Tuesday, April 24, 2007


I missed out on 24 when it was first shown. I presume that a combination of university, going to gigs, Mrs Wife (then known as Miss Girlfriend) and work meant that I never saw it.

This also happened with The Sopranos - I've never seen it. On the face of it, The Sopranos sounds like it would be my favourite show. My favourite movies include Goodfellas, The Godfather, Casino and Donnie Brasco. But again, I've never seen it, and I'm not sure why.

But back to 24. I recently invested in the first two series on DVD - purportedly 48 hours of non-stop TV. I know that each episode is only around 42 minutes long, but it's still a mammoth undertaking.

So, Mrs Wife and I have now begun ploughing through them. I knew roughly what to expect - lots of action, and a cliffhanger every 42 minutes. I'm just astonished at the complexity of the storylines and how the narrative is maintained throughout the series.

So far, we've reached 11am on "Day One". So there are still 13 hours of the first series left.

I know it takes months or years to film a Hollywood blockbuster, which typically lasts around two hours. So filming a 24-hour movie must be a massive undertaking.

But this massive undertaking must be made considerably harder by the fact that there has to be continuity in EVERYTHING. The actors' clothes have to stay the same, and in the same condition. The day must get progressively lighter and darker depending on the time of day. Cuts and bruises need to stay in exactly the same place.

Maybe I just notice all this because I tend to watch three or four episodes back-to-back - most people will see one a week.

But 24, now that I have finally seen it, has definitely been worth the wait.


Anyone who's been following The Interview meme that I originally picked up over at Ole Blue The Heretic's place can now read the answers posted by Sho and Chattie Kat.

Bizarrely, despite living thousands of miles apart and having never met, they both picked exactly the same CD as their answer to question three.

Well, there's no accounting for taste....

Monday, April 23, 2007

Scouse and Home

Concluding the series entitled "What Groanin' Jock Did On Holiday", I will now recount our final day in Liverpool last week, following our time at the Grand National.

As with the previous days, we awoke to find Liverpool bathed in roasting sunshine. Regular readers may be aware that I am a huge fan of The Beatles. And, having never been to Merseyside before, I was eager to take in as many Beatles sites as possible.

Our first port of call was The Beatles Story at Albert Docks - essentially the 'official' Beatles museum. It gave a very good walk-through history of the band, from their beginnings in the 1950s as a schoolboy skiffle band, through the Beatlemania days and into their years as the most imaginative and boundary-pushing band ever.

As a self-confessed Beatles geek, I knew the ins and outs of the story before we went, but it was a great chance to see genuine artefcats from the band's history and to see footage of them performing.

Mrs Wife and I also took the opportunity to walk around the 'Cavern Quarter', the cobbled streets in and around Matthew Street where The Beatles took their first steps towards immortality. And it was here that I had my photograph taken with the statue of John Lennon, just like any other geeky tourist. (Liverpool has countless statues of the band, and most of them bear no resemblance whatsoever to John, Paul, Ringo and George - at least this one looks almost realistic.)

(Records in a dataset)
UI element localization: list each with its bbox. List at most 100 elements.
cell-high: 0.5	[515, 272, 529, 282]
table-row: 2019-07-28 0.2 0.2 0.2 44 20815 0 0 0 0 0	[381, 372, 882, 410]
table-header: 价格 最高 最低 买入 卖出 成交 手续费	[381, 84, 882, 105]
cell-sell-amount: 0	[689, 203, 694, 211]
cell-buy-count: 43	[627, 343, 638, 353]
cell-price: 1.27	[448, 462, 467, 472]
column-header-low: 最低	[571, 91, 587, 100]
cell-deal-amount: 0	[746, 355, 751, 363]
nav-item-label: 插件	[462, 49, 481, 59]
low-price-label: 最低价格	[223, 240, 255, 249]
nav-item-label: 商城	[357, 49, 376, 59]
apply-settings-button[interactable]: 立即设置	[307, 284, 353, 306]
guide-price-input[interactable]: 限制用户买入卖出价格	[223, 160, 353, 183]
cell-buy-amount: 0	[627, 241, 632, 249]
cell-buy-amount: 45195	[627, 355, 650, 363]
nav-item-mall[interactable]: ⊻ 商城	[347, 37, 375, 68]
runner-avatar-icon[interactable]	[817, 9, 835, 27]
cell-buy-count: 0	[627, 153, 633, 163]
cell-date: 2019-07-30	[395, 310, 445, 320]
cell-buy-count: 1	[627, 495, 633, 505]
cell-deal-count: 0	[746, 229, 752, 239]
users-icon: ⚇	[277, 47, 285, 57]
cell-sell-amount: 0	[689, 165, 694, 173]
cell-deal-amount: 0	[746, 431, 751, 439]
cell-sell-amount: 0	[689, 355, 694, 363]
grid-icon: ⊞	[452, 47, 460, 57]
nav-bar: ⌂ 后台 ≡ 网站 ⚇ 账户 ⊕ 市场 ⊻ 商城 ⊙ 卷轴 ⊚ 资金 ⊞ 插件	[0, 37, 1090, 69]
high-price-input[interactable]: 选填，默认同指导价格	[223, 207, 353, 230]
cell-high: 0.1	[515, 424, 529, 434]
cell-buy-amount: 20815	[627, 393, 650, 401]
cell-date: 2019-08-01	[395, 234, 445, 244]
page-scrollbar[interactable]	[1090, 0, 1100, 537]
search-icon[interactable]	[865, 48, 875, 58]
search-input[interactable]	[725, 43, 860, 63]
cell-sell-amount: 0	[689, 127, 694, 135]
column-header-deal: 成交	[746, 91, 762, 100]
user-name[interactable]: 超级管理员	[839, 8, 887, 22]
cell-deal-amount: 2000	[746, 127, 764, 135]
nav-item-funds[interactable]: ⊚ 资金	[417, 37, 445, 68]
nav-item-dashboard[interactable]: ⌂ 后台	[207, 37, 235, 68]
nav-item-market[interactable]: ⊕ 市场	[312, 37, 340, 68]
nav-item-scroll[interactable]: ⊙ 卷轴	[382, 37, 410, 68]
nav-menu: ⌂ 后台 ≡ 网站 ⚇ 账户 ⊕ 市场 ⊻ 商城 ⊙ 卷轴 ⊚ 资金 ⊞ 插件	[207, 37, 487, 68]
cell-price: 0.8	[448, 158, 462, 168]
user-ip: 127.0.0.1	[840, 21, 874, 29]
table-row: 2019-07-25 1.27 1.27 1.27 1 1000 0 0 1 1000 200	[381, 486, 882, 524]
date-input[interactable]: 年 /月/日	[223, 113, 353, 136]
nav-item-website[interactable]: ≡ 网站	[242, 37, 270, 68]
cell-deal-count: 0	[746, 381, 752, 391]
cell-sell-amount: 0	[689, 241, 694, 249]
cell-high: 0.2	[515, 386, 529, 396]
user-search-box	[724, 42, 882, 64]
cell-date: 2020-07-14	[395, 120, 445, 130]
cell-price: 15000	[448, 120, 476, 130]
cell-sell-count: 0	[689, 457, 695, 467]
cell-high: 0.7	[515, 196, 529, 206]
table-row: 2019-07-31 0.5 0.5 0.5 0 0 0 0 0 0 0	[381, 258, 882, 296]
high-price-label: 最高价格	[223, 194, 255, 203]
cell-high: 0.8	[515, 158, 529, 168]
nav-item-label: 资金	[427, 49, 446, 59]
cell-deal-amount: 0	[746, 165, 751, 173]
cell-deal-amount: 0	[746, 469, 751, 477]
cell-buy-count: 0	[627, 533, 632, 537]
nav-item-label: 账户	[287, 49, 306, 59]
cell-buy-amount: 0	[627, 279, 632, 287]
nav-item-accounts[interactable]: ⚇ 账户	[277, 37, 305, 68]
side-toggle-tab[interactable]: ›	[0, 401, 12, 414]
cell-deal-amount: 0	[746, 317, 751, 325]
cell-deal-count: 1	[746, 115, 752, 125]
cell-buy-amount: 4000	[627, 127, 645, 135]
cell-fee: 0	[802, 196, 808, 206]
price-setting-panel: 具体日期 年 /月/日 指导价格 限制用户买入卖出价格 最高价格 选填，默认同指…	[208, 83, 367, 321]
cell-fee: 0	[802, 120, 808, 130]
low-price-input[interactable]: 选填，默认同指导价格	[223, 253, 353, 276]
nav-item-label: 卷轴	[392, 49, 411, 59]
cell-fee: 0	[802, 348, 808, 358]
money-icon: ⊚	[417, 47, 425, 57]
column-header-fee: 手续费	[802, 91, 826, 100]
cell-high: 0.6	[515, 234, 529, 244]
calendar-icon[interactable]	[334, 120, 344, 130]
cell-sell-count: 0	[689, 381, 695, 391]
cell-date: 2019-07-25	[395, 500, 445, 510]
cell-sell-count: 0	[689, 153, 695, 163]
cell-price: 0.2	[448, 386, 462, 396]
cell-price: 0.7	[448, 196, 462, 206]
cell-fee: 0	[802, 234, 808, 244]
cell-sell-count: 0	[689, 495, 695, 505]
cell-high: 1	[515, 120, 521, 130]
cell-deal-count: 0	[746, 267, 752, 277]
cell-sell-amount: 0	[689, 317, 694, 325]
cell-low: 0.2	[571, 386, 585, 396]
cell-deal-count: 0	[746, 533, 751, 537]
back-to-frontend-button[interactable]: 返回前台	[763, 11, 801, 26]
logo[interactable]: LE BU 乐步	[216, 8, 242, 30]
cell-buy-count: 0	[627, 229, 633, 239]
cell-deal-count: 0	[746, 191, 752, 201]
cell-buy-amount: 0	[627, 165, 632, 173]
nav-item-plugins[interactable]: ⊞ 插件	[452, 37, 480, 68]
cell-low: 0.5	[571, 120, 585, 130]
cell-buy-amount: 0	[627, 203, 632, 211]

--- Written task 1 ---
In the blog entries, roughly how long does the writer say each episode of 24 runs?
--- Written task 2 ---
Carry the blog entries forward from their last sentence with the next part of the Liverpool day.
The records aren't needed for any of this.

--- Final result 1 ---
Around 42 minutes.

--- Final result 2 ---
Afterwards, I decided that an ideal way for me to spend my afternoon would be to attend Everton's match with Charlton Athletic at Goodison Park. None of the others in our little party is a football fan, so I was prepared, and quite happy, to attend the match alone, but Mrs Wife decided that to accompany me and to see her second live match. (Her previous visit was to Hampden in August 2002 to witness the nadir of Berti Vogts' reign as Scotland boss, when a national side containing Kevin Kyle and Scott Dobie lost 1-0 to Denmark in front of 28,766 fans.)

Thankfully, we managed to get tickets high in the balcony of the main stand, so we were in the shade and had a great view of the match. Although the encounter was a typically scrappy end-of-season affair between a side aiming for Europe and another desperately clinging to its Premiership place, it was entertaining nonetheless.

However, I feared that, with ten minutes remaining and no goals, it might be enough to dissuade Mrs Wife from future football trips. Thankfully, a late burst of action saw Joleon Lescott open the scoring after Andrew Johnson's shot was saved, Darren Bent equalise with only minutes left and James McFadden, a second half substitute, score a contender for goal of the season in injury time to give the home side the win.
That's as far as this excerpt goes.